>> start Data for this exercise

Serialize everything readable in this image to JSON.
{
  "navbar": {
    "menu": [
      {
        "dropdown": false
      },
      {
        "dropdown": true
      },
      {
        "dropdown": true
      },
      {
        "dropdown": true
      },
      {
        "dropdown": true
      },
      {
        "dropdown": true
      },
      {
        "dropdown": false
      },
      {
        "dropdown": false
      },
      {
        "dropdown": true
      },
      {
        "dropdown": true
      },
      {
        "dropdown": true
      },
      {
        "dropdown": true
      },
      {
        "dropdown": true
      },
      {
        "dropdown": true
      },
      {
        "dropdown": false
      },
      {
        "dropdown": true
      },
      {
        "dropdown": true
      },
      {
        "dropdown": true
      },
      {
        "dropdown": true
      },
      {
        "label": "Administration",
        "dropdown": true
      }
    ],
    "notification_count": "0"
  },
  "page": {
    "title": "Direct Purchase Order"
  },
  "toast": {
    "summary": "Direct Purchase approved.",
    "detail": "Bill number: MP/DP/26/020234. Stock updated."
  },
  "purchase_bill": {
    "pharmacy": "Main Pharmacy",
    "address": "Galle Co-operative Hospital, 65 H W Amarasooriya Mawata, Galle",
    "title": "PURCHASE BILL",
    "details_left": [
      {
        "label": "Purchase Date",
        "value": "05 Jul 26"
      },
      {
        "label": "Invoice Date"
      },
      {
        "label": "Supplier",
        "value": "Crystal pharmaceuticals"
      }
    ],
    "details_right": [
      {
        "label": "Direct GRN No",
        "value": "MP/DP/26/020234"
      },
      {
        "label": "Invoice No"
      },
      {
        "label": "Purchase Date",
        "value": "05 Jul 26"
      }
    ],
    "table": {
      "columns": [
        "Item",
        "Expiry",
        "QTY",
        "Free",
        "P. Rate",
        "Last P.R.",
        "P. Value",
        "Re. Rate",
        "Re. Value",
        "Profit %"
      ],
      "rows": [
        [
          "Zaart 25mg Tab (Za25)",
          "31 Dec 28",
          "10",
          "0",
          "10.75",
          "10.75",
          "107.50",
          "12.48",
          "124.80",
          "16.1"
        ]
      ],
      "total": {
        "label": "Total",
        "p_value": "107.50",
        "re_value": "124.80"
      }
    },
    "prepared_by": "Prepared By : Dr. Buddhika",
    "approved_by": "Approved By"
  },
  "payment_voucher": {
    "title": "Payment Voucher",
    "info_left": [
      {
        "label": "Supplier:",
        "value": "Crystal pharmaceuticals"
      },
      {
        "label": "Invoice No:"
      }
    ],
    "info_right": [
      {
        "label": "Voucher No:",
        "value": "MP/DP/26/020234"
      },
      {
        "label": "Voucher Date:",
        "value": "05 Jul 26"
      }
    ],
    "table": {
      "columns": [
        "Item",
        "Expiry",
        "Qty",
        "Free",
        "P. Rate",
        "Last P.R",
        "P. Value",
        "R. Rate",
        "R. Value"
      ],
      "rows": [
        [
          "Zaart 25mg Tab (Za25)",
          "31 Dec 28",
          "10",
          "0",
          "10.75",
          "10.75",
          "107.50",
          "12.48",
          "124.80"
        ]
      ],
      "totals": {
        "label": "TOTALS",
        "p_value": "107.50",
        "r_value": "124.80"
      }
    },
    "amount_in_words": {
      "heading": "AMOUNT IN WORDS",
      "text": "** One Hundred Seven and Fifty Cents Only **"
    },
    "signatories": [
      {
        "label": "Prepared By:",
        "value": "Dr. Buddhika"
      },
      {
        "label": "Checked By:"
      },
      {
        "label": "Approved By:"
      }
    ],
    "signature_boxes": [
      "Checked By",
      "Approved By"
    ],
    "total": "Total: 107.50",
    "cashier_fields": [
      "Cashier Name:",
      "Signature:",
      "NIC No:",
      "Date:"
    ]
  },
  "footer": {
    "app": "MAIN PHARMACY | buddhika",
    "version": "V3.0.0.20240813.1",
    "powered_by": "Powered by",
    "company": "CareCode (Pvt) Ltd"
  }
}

>> end Data for this exercise

* **Prompt**
Every line above should be written out again exactly as it stands.

* **Exercise answer**
Serialize everything readable in this image to JSON.
{
  "navbar": {
    "menu": [
      {
        "dropdown": false
      },
      {
        "dropdown": true
      },
      {
        "dropdown": true
      },
      {
        "dropdown": true
      },
      {
        "dropdown": true
      },
      {
        "dropdown": true
      },
      {
        "dropdown": false
      },
      {
        "dropdown": false
      },
      {
        "dropdown": true
      },
      {
        "dropdown": true
      },
      {
        "dropdown": true
      },
      {
        "dropdown": true
      },
      {
        "dropdown": true
      },
      {
        "dropdown": true
      },
      {
        "dropdown": false
      },
      {
        "dropdown": true
      },
      {
        "dropdown": true
      },
      {
        "dropdown": true
      },
      {
        "dropdown": true
      },
      {
        "label": "Administration",
        "dropdown": true
      }
    ],
    "notification_count": "0"
  },
  "page": {
    "title": "Direct Purchase Order"
  },
  "toast": {
    "summary": "Direct Purchase approved.",
    "detail": "Bill number: MP/DP/26/020234. Stock updated."
  },
  "purchase_bill": {
    "pharmacy": "Main Pharmacy",
    "address": "Galle Co-operative Hospital, 65 H W Amarasooriya Mawata, Galle",
    "title": "PURCHASE BILL",
    "details_left": [
      {
        "label": "Purchase Date",
        "value": "05 Jul 26"
      },
      {
        "label": "Invoice Date"
      },
      {
        "label": "Supplier",
        "value": "Crystal pharmaceuticals"
      }
    ],
    "details_right": [
      {
        "label": "Direct GRN No",
        "value": "MP/DP/26/020234"
      },
      {
        "label": "Invoice No"
      },
      {
        "label": "Purchase Date",
        "value": "05 Jul 26"
      }
    ],
    "table": {
      "columns": [
        "Item",
        "Expiry",
        "QTY",
        "Free",
        "P. Rate",
        "Last P.R.",
        "P. Value",
        "Re. Rate",
        "Re. Value",
        "Profit %"
      ],
      "rows": [
        [
          "Zaart 25mg Tab (Za25)",
          "31 Dec 28",
          "10",
          "0",
          "10.75",
          "10.75",
          "107.50",
          "12.48",
          "124.80",
          "16.1"
        ]
      ],
      "total": {
        "label": "Total",
        "p_value": "107.50",
        "re_value": "124.80"
      }
    },
    "prepared_by": "Prepared By : Dr. Buddhika",
    "approved_by": "Approved By"
  },
  "payment_voucher": {
    "title": "Payment Voucher",
    "info_left": [
      {
        "label": "Supplier:",
        "value": "Crystal pharmaceuticals"
      },
      {
        "label": "Invoice No:"
      }
    ],
    "info_right": [
      {
        "label": "Voucher No:",
        "value": "MP/DP/26/020234"
      },
      {
        "label": "Voucher Date:",
        "value": "05 Jul 26"
      }
    ],
    "table": {
      "columns": [
        "Item",
        "Expiry",
        "Qty",
        "Free",
        "P. Rate",
        "Last P.R",
        "P. Value",
        "R. Rate",
        "R. Value"
      ],
      "rows": [
        [
          "Zaart 25mg Tab (Za25)",
          "31 Dec 28",
          "10",
          "0",
          "10.75",
          "10.75",
          "107.50",
          "12.48",
          "124.80"
        ]
      ],
      "totals": {
        "label": "TOTALS",
        "p_value": "107.50",
        "r_value": "124.80"
      }
    },
    "amount_in_words": {
      "heading": "AMOUNT IN WORDS",
      "text": "** One Hundred Seven and Fifty Cents Only **"
    },
    "signatories": [
      {
        "label": "Prepared By:",
        "value": "Dr. Buddhika"
      },
      {
        "label": "Checked By:"
      },
      {
        "label": "Approved By:"
      }
    ],
    "signature_boxes": [
      "Checked By",
      "Approved By"
    ],
    "total": "Total: 107.50",
    "cashier_fields": [
      "Cashier Name:",
      "Signature:",
      "NIC No:",
      "Date:"
    ]
  },
  "footer": {
    "app": "MAIN PHARMACY | buddhika",
    "version": "V3.0.0.20240813.1",
    "powered_by": "Powered by",
    "company": "CareCode (Pvt) Ltd"
  }
}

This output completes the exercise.